→ Given text
= = = = = = =
The absence of any of these four conditions undermines the legitimacy of advocacy that is built on assertions about what “research says.” If the evidence is not of high quality it provides little or no support for any conclusions. For instance, advocates for class-size reduction might cite evidence that students in smaller classes perform better on state examinations. But this simple correlation could be due to families with higher levels of education living in more affluent school districts that can afford smaller classes. Class size per se might have no more to do with student achievement than the condition of the schools’ sports stadiums. “Evidence” that is this weak is no evidence at all.
Research can be of high quality but of questionable relevance to legislative action because the settings and circumstances of the research are so different from those at hand. For example, a number of well-designed studies of class size in the U.S. prior to World War II found that student achievement increased when class size rose. But the nature of the population, the organization of schools, the characteristics of teachers and so many other things differ between now and the U.S. between the two world wars that the relevance of this research for current legislation is weak.
Considering the balance of the evidence is also very important. Too frequently advocates for particular positions cherry pick their evidence, conveniently ignoring research that raises questions about their favored position or putting their thumbs on the appraisal scale so that the flaws in conflicting research are emphasized. Advocates for and against class-size reduction have engaged in or been accused of engaging in such cherry picking for as long as there has been research on this issue and the prospect of legislation.
Finally, and most importantly, all legislative action that requires appropriations involves choices. An appeal to evidence to support expenditures without consideration of the costs and benefits of all the options that are available can seriously mislead. With a limited and currently shrinking pool of state funds available to support K-12 education, the relative productivity of expenditures should be carefully considered. What are the costs and benefits of maintaining a cap on class size relative to other state-mandated uses of funds for education? And what are the costs and benefits of state mandates on specific uses of education funds relative to appropriations that allow more flexibility at the local level in how funds are spent?
Background on Class-size Reduction
Legislative mandates on maximum class size have been very popular at the state level. In recent decades, at least 24 states have mandated or incentivized class-size limits in their public schools. Because the legislatively imposed limits have nearly always required a reduction in class size compared to the period prior to the legislation, these initiatives are called class-size reduction (CSR).
= = = = = = =
→ Exercise task 1
From the listing below, copy word for word the lines starting with the one containing "Annotate this image: element" and ending after the one containing "close-icon (726, 12, 742, 28)". Include no pictures in your copy.

→ Supplied material
= = = = = = =
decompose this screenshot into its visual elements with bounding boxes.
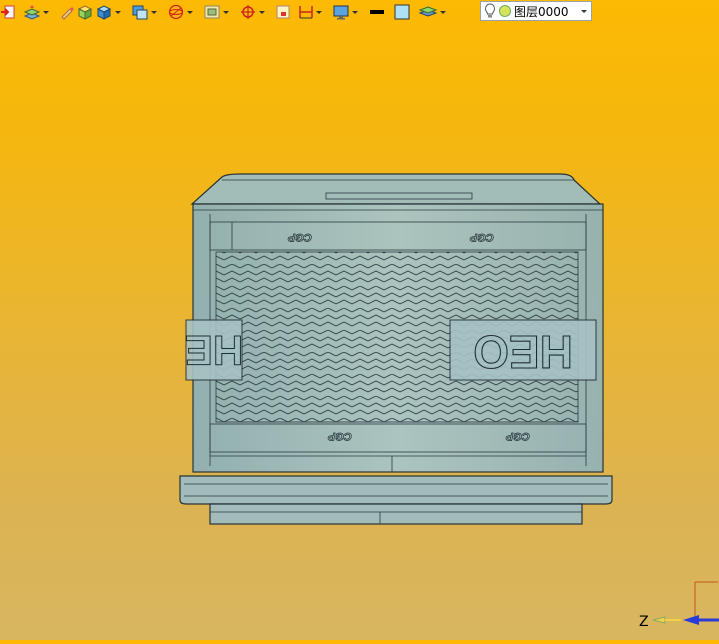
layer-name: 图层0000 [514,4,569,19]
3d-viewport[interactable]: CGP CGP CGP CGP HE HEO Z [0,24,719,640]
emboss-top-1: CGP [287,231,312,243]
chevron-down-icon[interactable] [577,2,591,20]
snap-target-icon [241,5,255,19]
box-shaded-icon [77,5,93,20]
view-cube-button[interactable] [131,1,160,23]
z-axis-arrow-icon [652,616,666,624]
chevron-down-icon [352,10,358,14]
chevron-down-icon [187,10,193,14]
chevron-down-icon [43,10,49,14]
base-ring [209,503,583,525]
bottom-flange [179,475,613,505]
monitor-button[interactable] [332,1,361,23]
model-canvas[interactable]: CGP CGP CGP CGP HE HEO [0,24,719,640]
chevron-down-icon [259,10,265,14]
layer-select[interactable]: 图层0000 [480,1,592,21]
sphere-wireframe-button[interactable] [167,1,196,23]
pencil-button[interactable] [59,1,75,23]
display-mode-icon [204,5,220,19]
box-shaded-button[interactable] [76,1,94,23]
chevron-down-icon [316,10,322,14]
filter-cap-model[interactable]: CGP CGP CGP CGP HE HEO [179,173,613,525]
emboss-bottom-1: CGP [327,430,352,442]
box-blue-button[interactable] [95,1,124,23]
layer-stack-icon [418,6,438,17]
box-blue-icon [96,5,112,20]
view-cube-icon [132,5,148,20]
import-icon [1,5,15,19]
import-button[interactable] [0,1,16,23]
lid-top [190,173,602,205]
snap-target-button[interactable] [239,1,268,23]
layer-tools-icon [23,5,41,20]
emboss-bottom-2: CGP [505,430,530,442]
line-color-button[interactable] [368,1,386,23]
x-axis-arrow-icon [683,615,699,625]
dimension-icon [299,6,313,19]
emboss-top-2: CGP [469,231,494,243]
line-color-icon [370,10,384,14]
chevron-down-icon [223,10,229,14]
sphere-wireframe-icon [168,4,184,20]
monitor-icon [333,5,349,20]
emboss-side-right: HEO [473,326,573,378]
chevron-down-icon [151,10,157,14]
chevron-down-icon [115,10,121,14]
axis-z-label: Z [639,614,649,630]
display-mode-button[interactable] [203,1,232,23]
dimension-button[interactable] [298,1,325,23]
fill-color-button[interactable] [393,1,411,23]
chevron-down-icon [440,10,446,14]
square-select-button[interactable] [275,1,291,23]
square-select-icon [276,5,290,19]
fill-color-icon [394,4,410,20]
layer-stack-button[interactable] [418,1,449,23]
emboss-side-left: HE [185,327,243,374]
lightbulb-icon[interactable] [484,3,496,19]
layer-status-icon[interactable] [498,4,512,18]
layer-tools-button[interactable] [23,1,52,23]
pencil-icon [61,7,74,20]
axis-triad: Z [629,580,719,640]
= = = = = = =
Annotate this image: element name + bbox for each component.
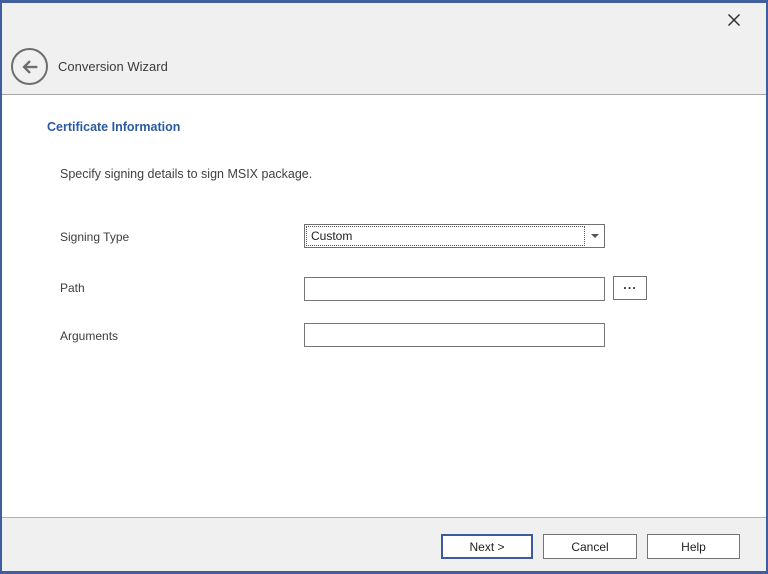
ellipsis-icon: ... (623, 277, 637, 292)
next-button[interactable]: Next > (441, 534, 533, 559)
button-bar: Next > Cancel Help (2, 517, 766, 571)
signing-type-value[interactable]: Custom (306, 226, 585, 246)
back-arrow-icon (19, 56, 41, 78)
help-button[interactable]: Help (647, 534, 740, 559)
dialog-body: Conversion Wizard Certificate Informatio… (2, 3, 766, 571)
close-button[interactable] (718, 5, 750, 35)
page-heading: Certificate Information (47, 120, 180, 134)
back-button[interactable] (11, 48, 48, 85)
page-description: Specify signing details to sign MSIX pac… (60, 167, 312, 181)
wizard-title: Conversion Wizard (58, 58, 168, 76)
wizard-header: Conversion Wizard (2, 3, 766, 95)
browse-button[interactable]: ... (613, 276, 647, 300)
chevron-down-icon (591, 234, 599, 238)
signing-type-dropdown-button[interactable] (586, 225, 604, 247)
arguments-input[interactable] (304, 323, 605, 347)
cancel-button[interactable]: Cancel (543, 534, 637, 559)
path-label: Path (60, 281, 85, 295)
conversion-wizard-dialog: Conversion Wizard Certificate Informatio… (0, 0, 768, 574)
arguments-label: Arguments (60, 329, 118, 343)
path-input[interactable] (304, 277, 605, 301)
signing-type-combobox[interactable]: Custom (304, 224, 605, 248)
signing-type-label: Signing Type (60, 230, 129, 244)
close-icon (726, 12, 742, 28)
= = = = = = =
→ Exercise task 2
Quote the class-size passage exactly, starting at the words "Research can be" and stopping after the words "legislation is weak.".

→ Result 1
Annotate this image: element name + bbox for each component.
ellipsis-icon: ... (623, 277, 637, 292)
next-button[interactable]: Next > (441, 534, 533, 559)
button-bar: Next > Cancel Help (2, 517, 766, 571)
signing-type-value[interactable]: Custom (306, 226, 585, 246)
back-arrow-icon (19, 56, 41, 78)
help-button[interactable]: Help (647, 534, 740, 559)
dialog-body: Conversion Wizard Certificate Informatio… (2, 3, 766, 571)
close-button[interactable] (718, 5, 750, 35)
page-heading: Certificate Information (47, 120, 180, 134)
back-button[interactable] (11, 48, 48, 85)
page-description: Specify signing details to sign MSIX pac… (60, 167, 312, 181)
wizard-title: Conversion Wizard (58, 58, 168, 76)
wizard-header: Conversion Wizard (2, 3, 766, 95)
browse-button[interactable]: ... (613, 276, 647, 300)
chevron-down-icon (591, 234, 599, 238)
signing-type-dropdown-button[interactable] (586, 225, 604, 247)
arguments-input[interactable] (304, 323, 605, 347)
cancel-button[interactable]: Cancel (543, 534, 637, 559)
path-label: Path (60, 281, 85, 295)
conversion-wizard-dialog: Conversion Wizard Certificate Informatio… (0, 0, 768, 574)
arguments-label: Arguments (60, 329, 118, 343)
path-input[interactable] (304, 277, 605, 301)
signing-type-combobox[interactable]: Custom (304, 224, 605, 248)
signing-type-label: Signing Type (60, 230, 129, 244)
close-icon (726, 12, 742, 28)

→ Result 2
Research can be of high quality but of questionable relevance to legislative action because the settings and circumstances of the research are so different from those at hand. For example, a number of well-designed studies of class size in the U.S. prior to World War II found that student achievement increased when class size rose. But the nature of the population, the organization of schools, the characteristics of teachers and so many other things differ between now and the U.S. between the two world wars that the relevance of this research for current legislation is weak.